CHALLENGE: Each line containing the word "Create" should be found and copied.

RECORDS PROVIDED:
━━━━━━━━━━━━━━━━

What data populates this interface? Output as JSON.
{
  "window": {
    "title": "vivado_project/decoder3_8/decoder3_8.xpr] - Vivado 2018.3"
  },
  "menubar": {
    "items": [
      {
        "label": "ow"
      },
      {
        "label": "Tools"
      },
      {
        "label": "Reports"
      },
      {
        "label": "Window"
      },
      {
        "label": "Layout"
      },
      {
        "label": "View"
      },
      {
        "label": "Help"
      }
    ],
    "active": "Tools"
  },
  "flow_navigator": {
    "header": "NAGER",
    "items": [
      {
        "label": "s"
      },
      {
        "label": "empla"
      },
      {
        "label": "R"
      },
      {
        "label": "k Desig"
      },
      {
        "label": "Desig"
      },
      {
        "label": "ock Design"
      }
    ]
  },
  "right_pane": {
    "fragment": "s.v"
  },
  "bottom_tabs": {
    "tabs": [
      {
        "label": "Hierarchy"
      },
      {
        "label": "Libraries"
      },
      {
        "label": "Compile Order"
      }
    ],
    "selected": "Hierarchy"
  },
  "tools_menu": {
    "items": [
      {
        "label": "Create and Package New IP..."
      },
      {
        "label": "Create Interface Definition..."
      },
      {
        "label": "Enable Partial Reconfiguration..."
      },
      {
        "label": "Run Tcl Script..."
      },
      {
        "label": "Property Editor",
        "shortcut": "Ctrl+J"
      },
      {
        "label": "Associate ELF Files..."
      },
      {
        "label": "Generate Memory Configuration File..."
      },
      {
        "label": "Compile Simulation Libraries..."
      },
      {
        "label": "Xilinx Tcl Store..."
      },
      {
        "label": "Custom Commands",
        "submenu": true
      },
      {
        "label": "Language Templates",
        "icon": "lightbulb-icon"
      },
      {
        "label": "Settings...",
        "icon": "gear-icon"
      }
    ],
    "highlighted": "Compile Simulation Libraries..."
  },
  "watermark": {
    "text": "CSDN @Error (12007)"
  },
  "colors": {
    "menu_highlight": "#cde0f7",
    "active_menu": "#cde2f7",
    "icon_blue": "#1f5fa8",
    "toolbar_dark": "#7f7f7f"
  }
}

━━━━━━━━━━━━━━━━

SOLUTION TO THIS TASK:
        "label": "Create and Package New IP..."
        "label": "Create Interface Definition..."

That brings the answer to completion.